__Required work__: Print out each entry below exactly, please.

__Records to use__:
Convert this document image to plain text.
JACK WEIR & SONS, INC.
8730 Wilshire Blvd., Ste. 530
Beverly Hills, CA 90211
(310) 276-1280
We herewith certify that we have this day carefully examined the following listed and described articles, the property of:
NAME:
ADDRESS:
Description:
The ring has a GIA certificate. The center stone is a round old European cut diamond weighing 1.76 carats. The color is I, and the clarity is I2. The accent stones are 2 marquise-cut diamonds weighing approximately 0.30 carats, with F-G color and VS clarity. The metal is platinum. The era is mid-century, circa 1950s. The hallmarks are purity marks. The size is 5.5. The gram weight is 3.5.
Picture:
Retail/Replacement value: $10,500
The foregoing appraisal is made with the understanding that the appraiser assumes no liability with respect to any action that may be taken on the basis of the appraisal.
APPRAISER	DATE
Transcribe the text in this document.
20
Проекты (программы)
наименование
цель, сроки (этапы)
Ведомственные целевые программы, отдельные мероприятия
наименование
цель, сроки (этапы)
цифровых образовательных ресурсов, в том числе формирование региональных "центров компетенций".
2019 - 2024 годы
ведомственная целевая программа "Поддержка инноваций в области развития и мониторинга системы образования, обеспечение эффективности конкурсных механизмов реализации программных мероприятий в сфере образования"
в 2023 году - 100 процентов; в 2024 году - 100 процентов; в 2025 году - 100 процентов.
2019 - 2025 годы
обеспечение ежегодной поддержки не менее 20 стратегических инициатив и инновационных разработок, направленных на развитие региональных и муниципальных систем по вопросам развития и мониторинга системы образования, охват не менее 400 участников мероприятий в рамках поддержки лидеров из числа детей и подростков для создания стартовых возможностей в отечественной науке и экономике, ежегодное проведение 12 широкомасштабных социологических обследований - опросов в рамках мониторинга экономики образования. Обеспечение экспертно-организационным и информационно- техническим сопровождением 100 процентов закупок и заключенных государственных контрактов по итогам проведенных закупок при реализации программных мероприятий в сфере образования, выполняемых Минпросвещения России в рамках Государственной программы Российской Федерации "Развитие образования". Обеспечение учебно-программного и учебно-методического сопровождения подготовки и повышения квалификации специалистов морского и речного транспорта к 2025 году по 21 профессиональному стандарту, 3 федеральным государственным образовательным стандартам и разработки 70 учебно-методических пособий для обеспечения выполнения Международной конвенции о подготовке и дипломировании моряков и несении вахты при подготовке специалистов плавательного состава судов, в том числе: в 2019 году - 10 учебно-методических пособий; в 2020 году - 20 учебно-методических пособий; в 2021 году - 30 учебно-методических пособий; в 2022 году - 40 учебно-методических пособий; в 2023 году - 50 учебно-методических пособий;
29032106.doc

__Full response__:
Convert this document image to plain text.
JACK WEIR & SONS, INC.
8730 Wilshire Blvd., Ste. 530
Beverly Hills, CA 90211
(310) 276-1280
We herewith certify that we have this day carefully examined the following listed and described articles, the property of:
NAME:
ADDRESS:
Description:
The ring has a GIA certificate. The center stone is a round old European cut diamond weighing 1.76 carats. The color is I, and the clarity is I2. The accent stones are 2 marquise-cut diamonds weighing approximately 0.30 carats, with F-G color and VS clarity. The metal is platinum. The era is mid-century, circa 1950s. The hallmarks are purity marks. The size is 5.5. The gram weight is 3.5.
Picture:
Retail/Replacement value: $10,500
The foregoing appraisal is made with the understanding that the appraiser assumes no liability with respect to any action that may be taken on the basis of the appraisal.
APPRAISER	DATE
Transcribe the text in this document.
20
Проекты (программы)
наименование
цель, сроки (этапы)
Ведомственные целевые программы, отдельные мероприятия
наименование
цель, сроки (этапы)
цифровых образовательных ресурсов, в том числе формирование региональных "центров компетенций".
2019 - 2024 годы
ведомственная целевая программа "Поддержка инноваций в области развития и мониторинга системы образования, обеспечение эффективности конкурсных механизмов реализации программных мероприятий в сфере образования"
в 2023 году - 100 процентов; в 2024 году - 100 процентов; в 2025 году - 100 процентов.
2019 - 2025 годы
обеспечение ежегодной поддержки не менее 20 стратегических инициатив и инновационных разработок, направленных на развитие региональных и муниципальных систем по вопросам развития и мониторинга системы образования, охват не менее 400 участников мероприятий в рамках поддержки лидеров из числа детей и подростков для создания стартовых возможностей в отечественной науке и экономике, ежегодное проведение 12 широкомасштабных социологических обследований - опросов в рамках мониторинга экономики образования. Обеспечение экспертно-организационным и информационно- техническим сопровождением 100 процентов закупок и заключенных государственных контрактов по итогам проведенных закупок при реализации программных мероприятий в сфере образования, выполняемых Минпросвещения России в рамках Государственной программы Российской Федерации "Развитие образования". Обеспечение учебно-программного и учебно-методического сопровождения подготовки и повышения квалификации специалистов морского и речного транспорта к 2025 году по 21 профессиональному стандарту, 3 федеральным государственным образовательным стандартам и разработки 70 учебно-методических пособий для обеспечения выполнения Международной конвенции о подготовке и дипломировании моряков и несении вахты при подготовке специалистов плавательного состава судов, в том числе: в 2019 году - 10 учебно-методических пособий; в 2020 году - 20 учебно-методических пособий; в 2021 году - 30 учебно-методических пособий; в 2022 году - 40 учебно-методических пособий; в 2023 году - 50 учебно-методических пособий;
29032106.doc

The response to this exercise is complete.